Source records:
>> Start
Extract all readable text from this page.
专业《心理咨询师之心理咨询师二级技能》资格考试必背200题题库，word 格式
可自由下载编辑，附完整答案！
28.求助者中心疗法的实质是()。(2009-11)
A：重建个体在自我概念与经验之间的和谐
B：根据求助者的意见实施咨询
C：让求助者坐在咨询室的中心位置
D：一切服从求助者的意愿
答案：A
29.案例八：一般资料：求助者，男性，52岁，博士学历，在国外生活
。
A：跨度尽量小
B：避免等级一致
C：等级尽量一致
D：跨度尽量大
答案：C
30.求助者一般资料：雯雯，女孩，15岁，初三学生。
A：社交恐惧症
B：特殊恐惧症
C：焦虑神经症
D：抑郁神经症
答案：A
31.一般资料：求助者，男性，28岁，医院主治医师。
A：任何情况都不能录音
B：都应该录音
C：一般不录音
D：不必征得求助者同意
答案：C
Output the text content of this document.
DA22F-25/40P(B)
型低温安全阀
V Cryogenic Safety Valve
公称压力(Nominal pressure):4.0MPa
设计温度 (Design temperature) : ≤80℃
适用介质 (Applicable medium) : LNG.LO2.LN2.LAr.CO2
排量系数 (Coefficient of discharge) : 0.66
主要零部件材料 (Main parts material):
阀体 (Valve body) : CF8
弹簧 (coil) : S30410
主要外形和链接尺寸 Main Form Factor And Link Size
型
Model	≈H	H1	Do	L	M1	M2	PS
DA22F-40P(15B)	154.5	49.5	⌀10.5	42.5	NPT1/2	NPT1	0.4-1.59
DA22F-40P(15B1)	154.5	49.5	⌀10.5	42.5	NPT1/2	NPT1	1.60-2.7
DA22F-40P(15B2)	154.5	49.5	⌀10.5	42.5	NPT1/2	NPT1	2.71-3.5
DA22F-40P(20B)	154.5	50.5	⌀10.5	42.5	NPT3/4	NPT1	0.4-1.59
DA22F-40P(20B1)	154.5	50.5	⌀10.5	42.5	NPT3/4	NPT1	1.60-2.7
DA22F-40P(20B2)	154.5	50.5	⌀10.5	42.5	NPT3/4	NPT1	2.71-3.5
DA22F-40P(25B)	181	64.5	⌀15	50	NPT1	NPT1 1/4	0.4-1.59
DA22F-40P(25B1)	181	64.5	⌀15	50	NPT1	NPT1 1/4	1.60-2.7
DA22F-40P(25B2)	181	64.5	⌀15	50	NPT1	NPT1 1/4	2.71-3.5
>> End
§ Problem to solve: Reproduce all of the material above word for word.

§ Solution for this task:
Extract all readable text from this page.
专业《心理咨询师之心理咨询师二级技能》资格考试必背200题题库，word 格式
可自由下载编辑，附完整答案！
28.求助者中心疗法的实质是()。(2009-11)
A：重建个体在自我概念与经验之间的和谐
B：根据求助者的意见实施咨询
C：让求助者坐在咨询室的中心位置
D：一切服从求助者的意愿
答案：A
29.案例八：一般资料：求助者，男性，52岁，博士学历，在国外生活
。
A：跨度尽量小
B：避免等级一致
C：等级尽量一致
D：跨度尽量大
答案：C
30.求助者一般资料：雯雯，女孩，15岁，初三学生。
A：社交恐惧症
B：特殊恐惧症
C：焦虑神经症
D：抑郁神经症
答案：A
31.一般资料：求助者，男性，28岁，医院主治医师。
A：任何情况都不能录音
B：都应该录音
C：一般不录音
D：不必征得求助者同意
答案：C
Output the text content of this document.
DA22F-25/40P(B)
型低温安全阀
V Cryogenic Safety Valve
公称压力(Nominal pressure):4.0MPa
设计温度 (Design temperature) : ≤80℃
适用介质 (Applicable medium) : LNG.LO2.LN2.LAr.CO2
排量系数 (Coefficient of discharge) : 0.66
主要零部件材料 (Main parts material):
阀体 (Valve body) : CF8
弹簧 (coil) : S30410
主要外形和链接尺寸 Main Form Factor And Link Size
型
Model	≈H	H1	Do	L	M1	M2	PS
DA22F-40P(15B)	154.5	49.5	⌀10.5	42.5	NPT1/2	NPT1	0.4-1.59
DA22F-40P(15B1)	154.5	49.5	⌀10.5	42.5	NPT1/2	NPT1	1.60-2.7
DA22F-40P(15B2)	154.5	49.5	⌀10.5	42.5	NPT1/2	NPT1	2.71-3.5
DA22F-40P(20B)	154.5	50.5	⌀10.5	42.5	NPT3/4	NPT1	0.4-1.59
DA22F-40P(20B1)	154.5	50.5	⌀10.5	42.5	NPT3/4	NPT1	1.60-2.7
DA22F-40P(20B2)	154.5	50.5	⌀10.5	42.5	NPT3/4	NPT1	2.71-3.5
DA22F-40P(25B)	181	64.5	⌀15	50	NPT1	NPT1 1/4	0.4-1.59
DA22F-40P(25B1)	181	64.5	⌀15	50	NPT1	NPT1 1/4	1.60-2.7
DA22F-40P(25B2)	181	64.5	⌀15	50	NPT1	NPT1 1/4	2.71-3.5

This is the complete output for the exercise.